### COMPLETE THE FOLLOWING
**A)** Reproduce the election-day post word for word, from "Here I am sitting" to "too many concessions.".
**B)** Answer these questions about the election-day post:
(i) Which cup of coffee is the writer drinking?
(ii) By how many seats did the writer's party lose?
(iii) According to the writer, what does the leader of the Liberal Democrats do to the rich and to the poor?

PASSAGE FOR REVIEW Start Marker

Here I am sitting with my third cup of coffee. I've taken my medicines and am trying to feel good, but I'm somewhat, no quite, disgusted with the outcome of the elections. My party has lost with one seat and now the Liberal Democrats are going to deliver the Prime Minister and be in charge of forming a coalition government and it can go either way, from the right to the left, it's up to them, whatever gives them a majority to rule. Of course, they'd like a government to the right, but they may not have enough partners and compromises may have to be made. That means governing with the left and that will be okay, as long as the left doesn't have to make too many concessions.
For a long time, well into the night, the race was even and it looked like it was going to be a draw. This morning I heard differently. I can't stand the sight of the leader of the Liberal Democrats and hate to think that I'm regularly going to have to see his face on television and find out what draconian measures he is going to take to "save" the Netherlands. I'm very worried and shudder at the thought of what those measures will be. He cuddles the rich and penalizes the poor. That's the kind of man he is. Since I'm the poor, I expect the worst. That's all I want to say about it now, no doubt I'll talk about it more later when the cabinet formation has been completed.

PASSAGE FOR REVIEW End Marker
INFORMATION GIVEN Start Marker

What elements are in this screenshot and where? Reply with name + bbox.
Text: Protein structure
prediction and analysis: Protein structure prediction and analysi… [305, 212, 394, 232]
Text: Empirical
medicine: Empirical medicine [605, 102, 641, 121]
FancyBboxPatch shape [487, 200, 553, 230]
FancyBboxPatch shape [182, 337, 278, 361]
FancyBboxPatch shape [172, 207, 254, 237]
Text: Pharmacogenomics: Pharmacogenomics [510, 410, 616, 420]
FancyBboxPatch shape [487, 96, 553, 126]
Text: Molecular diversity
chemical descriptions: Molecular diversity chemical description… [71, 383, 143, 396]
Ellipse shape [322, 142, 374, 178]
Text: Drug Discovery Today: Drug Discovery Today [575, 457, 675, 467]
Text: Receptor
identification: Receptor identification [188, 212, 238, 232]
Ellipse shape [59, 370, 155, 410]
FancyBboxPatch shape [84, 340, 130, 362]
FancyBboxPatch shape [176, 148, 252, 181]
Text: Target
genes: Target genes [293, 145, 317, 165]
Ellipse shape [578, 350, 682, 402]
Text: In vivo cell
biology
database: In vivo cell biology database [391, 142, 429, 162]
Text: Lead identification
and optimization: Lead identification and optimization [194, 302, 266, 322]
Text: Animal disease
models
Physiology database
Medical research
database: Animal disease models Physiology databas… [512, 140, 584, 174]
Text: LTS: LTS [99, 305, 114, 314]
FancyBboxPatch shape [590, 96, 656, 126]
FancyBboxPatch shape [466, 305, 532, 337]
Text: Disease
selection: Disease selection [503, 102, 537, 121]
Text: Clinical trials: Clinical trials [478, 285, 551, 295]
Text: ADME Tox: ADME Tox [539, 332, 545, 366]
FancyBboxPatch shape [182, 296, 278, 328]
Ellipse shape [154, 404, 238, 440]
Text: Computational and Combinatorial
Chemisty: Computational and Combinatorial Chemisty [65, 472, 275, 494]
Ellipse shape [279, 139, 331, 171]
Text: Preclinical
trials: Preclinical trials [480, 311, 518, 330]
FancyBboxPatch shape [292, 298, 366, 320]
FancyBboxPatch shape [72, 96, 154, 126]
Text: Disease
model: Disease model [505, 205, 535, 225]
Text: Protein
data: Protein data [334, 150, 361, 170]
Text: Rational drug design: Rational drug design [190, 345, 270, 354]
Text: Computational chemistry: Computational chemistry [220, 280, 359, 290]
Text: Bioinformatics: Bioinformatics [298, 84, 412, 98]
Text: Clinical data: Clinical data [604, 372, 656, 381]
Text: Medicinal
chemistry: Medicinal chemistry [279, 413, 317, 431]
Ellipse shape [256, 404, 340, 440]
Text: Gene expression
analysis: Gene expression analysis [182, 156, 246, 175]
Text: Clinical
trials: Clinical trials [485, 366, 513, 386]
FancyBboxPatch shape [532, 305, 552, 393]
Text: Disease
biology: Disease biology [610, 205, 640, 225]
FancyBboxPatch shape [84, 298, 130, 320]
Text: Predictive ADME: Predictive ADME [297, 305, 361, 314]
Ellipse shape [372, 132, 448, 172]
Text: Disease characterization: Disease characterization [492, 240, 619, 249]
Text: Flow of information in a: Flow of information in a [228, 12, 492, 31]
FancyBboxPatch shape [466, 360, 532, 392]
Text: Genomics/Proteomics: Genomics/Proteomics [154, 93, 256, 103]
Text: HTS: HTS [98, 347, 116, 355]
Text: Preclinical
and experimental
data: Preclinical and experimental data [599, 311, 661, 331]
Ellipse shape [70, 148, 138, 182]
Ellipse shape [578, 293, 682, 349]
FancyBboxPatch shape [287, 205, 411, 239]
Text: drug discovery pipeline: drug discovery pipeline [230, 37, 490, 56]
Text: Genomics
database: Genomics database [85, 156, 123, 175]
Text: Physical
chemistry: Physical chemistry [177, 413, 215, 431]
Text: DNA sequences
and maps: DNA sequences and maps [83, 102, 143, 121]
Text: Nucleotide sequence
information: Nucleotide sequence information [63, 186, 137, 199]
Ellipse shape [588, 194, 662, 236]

INFORMATION GIVEN End Marker

### LIST OF ANSWERS
**A)**
Here I am sitting with my third cup of coffee. I've taken my medicines and am trying to feel good, but I'm somewhat, no quite, disgusted with the outcome of the elections. My party has lost with one seat and now the Liberal Democrats are going to deliver the Prime Minister and be in charge of forming a coalition government and it can go either way, from the right to the left, it's up to them, whatever gives them a majority to rule. Of course, they'd like a government to the right, but they may not have enough partners and compromises may have to be made. That means governing with the left and that will be okay, as long as the left doesn't have to make too many concessions.

**B)**
(i) The third cup.
(ii) One seat.
(iii) He cuddles the rich and penalizes the poor.